> SHORT PROBLEM A
Write out word for word the part of the post about integrity on the road that begins at the words "Integrity is who" and stops after the words "just plain irritating.".

> EXCERPTED TEXT
☆ ☆ ☆ ☆

Wednesday, August 7, 2013

Integrity is who you are when no one is looking

My 8-year-old daughter has been involved in a great day camp this summer.  Most of the other kids are even allowed to use school buses to go there.  Not Katie.  She has a seizure disorder, and no nurse could be found to help us out this summer and ride with her.  So, each and every day, I drive the 11.4 mile round trip twice a day to provide her transportation.  The experience is worth it.  The road I have to take to get there is just plain irritating.

Don't get me wrong, the road is in pretty good shape, especially compared to the ones I used to drive in New Orleans!  It isn't exactly the road at all.  It's the other drivers.  This road, in my neck of the woods called New Middletown, has a speed limit of 30 miles per hour, and is mostly one lane in both directions.  Somewhere along the way, I think someone must have decided that speed limits in New York are more like speed "guidelines".  And I have to give them this:  in all my travels on this stretch of road, I have NEVER seen anyone pulled over for speeding.  But does that really make it okay?

I am NOT a perfect driver.  I occasionally do the wrong thing.  Like my mother before me, I tend to have a lead foot.  Consequently, I am more cautious about things like speed when I drive.  And all of you that think it's okay to crawl up my tail pipe?  I will probably go even slower.  I figure it this way:  if you hit me from that close behind me, I want to pick which speed you are going, not let you do it . . .

So, what does this all have to do with anything?  Today, as I was (as usual) going the speed limit along this road, the woman behind me decided that 35 was not fast enough, that not only would she crawl up my tail pipe (which made me slow back down to 30), she then proceeded to pass me in the turn lane and turn and give me that dirty look like I was the one breaking the law.  Of course, in pulling up to the next stop light, there she was right in front me.  Phew.  What a relief that she reached that same stop light 10 seconds faster than me.

It really made me stop and think about my Christian walk.  Just because no friendly Clarkstown police officer is there to pull her over for doing the wrong thing - did she really think that was okay?  As a Christian do I let those "polite" sins go in my life because no one knows I did them?  Do I really think THAT is okay?  Do you?

I mean, I haven't murdered anyone (well, besides that whole wishing them dead possibly), nor have I ever committed adultery (but have I ever looked at someone and thought about it?), nor have I stolen anything (except maybe the occasional office supply?).  Doesn't that make me okay?  Wow.  It sure can be a slippery slope.  I can certainly attest to the fact that I have caught myself going too fast in a slower zone, even if it wasn't this week, last week or 3 months ago.  In case you hadn't noticed, lady in the red SUV, that is breaking the law.

☆ ☆ ☆ ☆

(Element and coordinate records)
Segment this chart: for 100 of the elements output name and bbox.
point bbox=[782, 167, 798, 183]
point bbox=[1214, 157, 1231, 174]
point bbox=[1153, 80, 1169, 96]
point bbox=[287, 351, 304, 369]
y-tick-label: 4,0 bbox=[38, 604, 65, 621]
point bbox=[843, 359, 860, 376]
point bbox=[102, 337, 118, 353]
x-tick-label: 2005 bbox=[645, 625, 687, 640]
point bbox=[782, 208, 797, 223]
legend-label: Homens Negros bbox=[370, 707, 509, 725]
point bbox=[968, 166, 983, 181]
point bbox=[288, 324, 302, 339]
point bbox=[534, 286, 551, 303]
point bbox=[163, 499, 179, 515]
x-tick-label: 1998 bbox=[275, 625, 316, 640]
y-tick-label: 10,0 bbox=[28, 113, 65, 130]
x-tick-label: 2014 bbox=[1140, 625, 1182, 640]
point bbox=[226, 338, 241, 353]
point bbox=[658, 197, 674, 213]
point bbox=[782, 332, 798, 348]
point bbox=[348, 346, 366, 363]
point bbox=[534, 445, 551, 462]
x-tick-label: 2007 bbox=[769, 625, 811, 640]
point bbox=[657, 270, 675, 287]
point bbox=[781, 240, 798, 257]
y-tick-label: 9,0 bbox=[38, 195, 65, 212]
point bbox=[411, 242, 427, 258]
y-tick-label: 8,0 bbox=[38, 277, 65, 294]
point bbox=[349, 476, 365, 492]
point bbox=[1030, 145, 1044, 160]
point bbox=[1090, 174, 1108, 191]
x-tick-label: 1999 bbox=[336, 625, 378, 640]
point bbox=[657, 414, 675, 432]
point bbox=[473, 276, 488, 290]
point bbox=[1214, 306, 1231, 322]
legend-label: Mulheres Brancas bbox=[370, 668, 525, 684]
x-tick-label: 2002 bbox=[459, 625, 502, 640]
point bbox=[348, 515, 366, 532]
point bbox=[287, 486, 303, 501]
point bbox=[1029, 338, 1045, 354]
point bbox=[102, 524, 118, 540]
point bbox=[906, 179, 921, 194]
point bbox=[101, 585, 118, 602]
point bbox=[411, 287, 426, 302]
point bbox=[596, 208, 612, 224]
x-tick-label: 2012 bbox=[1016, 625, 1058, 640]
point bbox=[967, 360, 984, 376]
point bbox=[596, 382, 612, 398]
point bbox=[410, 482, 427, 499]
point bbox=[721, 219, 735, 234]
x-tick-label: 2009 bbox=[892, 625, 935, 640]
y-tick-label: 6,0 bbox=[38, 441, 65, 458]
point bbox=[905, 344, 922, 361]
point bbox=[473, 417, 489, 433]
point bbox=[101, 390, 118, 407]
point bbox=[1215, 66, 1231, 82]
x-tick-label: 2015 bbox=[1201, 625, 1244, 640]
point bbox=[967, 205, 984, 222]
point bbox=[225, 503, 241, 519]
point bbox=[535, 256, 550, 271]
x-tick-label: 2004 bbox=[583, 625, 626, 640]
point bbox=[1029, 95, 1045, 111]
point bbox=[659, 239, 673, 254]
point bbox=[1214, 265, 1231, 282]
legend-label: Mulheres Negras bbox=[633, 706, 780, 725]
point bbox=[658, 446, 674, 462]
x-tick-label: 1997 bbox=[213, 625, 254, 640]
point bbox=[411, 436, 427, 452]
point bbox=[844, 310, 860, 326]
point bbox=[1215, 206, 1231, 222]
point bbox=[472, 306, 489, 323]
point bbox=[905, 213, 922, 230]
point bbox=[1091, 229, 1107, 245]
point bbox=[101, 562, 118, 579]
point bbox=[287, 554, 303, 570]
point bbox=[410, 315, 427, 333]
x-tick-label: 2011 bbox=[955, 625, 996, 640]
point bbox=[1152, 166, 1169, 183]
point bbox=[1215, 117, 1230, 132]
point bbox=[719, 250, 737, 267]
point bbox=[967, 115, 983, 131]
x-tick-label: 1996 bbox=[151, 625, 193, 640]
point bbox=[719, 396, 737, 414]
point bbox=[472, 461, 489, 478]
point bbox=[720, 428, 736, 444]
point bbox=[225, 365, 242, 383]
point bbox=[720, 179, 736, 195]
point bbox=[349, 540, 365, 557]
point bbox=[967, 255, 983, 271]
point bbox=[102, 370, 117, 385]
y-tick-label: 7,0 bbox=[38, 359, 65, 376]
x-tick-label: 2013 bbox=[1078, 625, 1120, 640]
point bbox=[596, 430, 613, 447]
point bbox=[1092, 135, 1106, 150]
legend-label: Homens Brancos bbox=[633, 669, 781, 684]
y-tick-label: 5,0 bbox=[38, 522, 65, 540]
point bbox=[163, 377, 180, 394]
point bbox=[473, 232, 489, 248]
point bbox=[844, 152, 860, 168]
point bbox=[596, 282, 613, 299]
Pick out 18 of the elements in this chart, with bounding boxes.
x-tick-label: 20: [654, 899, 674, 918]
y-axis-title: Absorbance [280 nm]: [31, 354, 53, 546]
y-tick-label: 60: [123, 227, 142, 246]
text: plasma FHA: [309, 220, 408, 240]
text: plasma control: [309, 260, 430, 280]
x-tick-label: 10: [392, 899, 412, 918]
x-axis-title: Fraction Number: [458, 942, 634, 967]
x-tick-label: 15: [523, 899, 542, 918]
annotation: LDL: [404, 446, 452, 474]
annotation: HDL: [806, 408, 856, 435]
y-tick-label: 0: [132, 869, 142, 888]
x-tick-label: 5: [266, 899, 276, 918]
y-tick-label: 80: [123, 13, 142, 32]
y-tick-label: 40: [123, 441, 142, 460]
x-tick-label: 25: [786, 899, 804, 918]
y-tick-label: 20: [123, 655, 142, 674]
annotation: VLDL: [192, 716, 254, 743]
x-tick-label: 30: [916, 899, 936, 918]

☆ ☆ ☆ ☆

> SHORT PROBLEM B
Please extract lines from the entries above without any change, beginning at the first line of the entries and stopping after the line that has "y-tick-label: 10,0 bbox=[28, 113, 65, 130]".

> TASK OUTPUT A
Integrity is who you are when no one is looking

My 8-year-old daughter has been involved in a great day camp this summer.  Most of the other kids are even allowed to use school buses to go there.  Not Katie.  She has a seizure disorder, and no nurse could be found to help us out this summer and ride with her.  So, each and every day, I drive the 11.4 mile round trip twice a day to provide her transportation.  The experience is worth it.  The road I have to take to get there is just plain irritating.

> TASK OUTPUT B
Segment this chart: for 100 of the elements output name and bbox.
point bbox=[782, 167, 798, 183]
point bbox=[1214, 157, 1231, 174]
point bbox=[1153, 80, 1169, 96]
point bbox=[287, 351, 304, 369]
y-tick-label: 4,0 bbox=[38, 604, 65, 621]
point bbox=[843, 359, 860, 376]
point bbox=[102, 337, 118, 353]
x-tick-label: 2005 bbox=[645, 625, 687, 640]
point bbox=[782, 208, 797, 223]
legend-label: Homens Negros bbox=[370, 707, 509, 725]
point bbox=[968, 166, 983, 181]
point bbox=[288, 324, 302, 339]
point bbox=[534, 286, 551, 303]
point bbox=[163, 499, 179, 515]
x-tick-label: 1998 bbox=[275, 625, 316, 640]
y-tick-label: 10,0 bbox=[28, 113, 65, 130]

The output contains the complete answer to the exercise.